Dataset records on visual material
-*-
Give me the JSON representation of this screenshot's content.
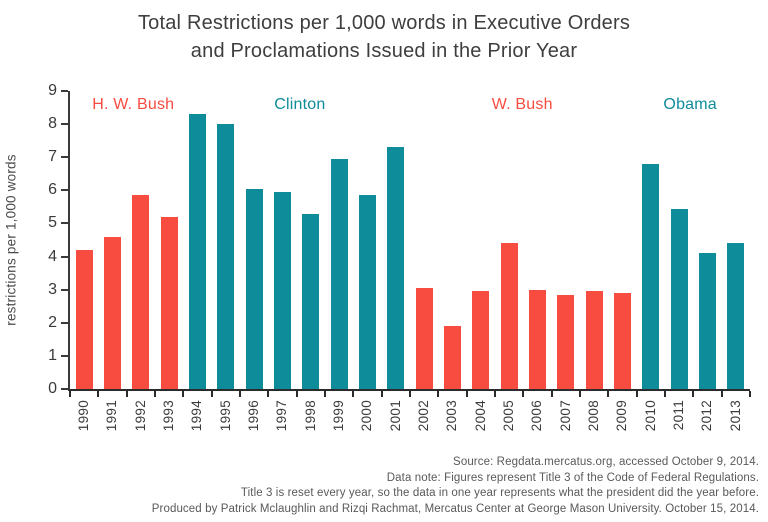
{
  "title": {
    "line1": "Total Restrictions per 1,000 words in Executive Orders",
    "line2": "and Proclamations Issued in the Prior Year"
  },
  "chart_data": {
    "type": "bar",
    "title": "Total Restrictions per 1,000 words in Executive Orders and Proclamations Issued in the Prior Year",
    "xlabel": "",
    "ylabel": "restrictions per 1,000 words",
    "ylim": [
      0,
      9
    ],
    "y_tick_step": 1,
    "grid": false,
    "legend_position": "inline-era-labels",
    "categories": [
      "1990",
      "1991",
      "1992",
      "1993",
      "1994",
      "1995",
      "1996",
      "1997",
      "1998",
      "1999",
      "2000",
      "2001",
      "2002",
      "2003",
      "2004",
      "2005",
      "2006",
      "2007",
      "2008",
      "2009",
      "2010",
      "2011",
      "2012",
      "2013"
    ],
    "values": [
      4.2,
      4.6,
      5.85,
      5.2,
      8.3,
      8.0,
      6.05,
      5.95,
      5.3,
      6.95,
      5.85,
      7.3,
      3.05,
      1.9,
      2.95,
      4.4,
      3.0,
      2.85,
      2.95,
      2.9,
      6.8,
      5.45,
      4.1,
      4.4
    ],
    "eras": [
      {
        "name": "H. W. Bush",
        "start": 1990,
        "end": 1993,
        "color": "#f94c41",
        "label_center_pct": 9.3
      },
      {
        "name": "Clinton",
        "start": 1994,
        "end": 2001,
        "color": "#0e8c9a",
        "label_center_pct": 33.8
      },
      {
        "name": "W. Bush",
        "start": 2002,
        "end": 2009,
        "color": "#f94c41",
        "label_center_pct": 66.5
      },
      {
        "name": "Obama",
        "start": 2010,
        "end": 2013,
        "color": "#0e8c9a",
        "label_center_pct": 91.2
      }
    ]
  },
  "y_axis": {
    "ticks": [
      0,
      1,
      2,
      3,
      4,
      5,
      6,
      7,
      8,
      9
    ]
  },
  "footer": {
    "lines": [
      "Source: Regdata.mercatus.org, accessed October 9, 2014.",
      "Data note: Figures represent Title 3 of the Code of Federal Regulations.",
      "Title 3 is reset every year, so the data in one year represents what the president did the year before.",
      "Produced by Patrick Mclaughlin and Rizqi Rachmat, Mercatus Center at George Mason University. October 15, 2014."
    ]
  },
  "colors": {
    "republican_red": "#f94c41",
    "democrat_teal": "#0e8c9a",
    "axis_text": "#3a3a3a",
    "footer_text": "#58595b"
  }
}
-*-
GIVEN REQUEST >> Examine the records and pull out every line where the string "words" occurs.

WRITTEN ANSWER >>
    "line1": "Total Restrictions per 1,000 words in Executive Orders",
    "title": "Total Restrictions per 1,000 words in Executive Orders and Proclamations Issued in the Prior Year",
    "ylabel": "restrictions per 1,000 words",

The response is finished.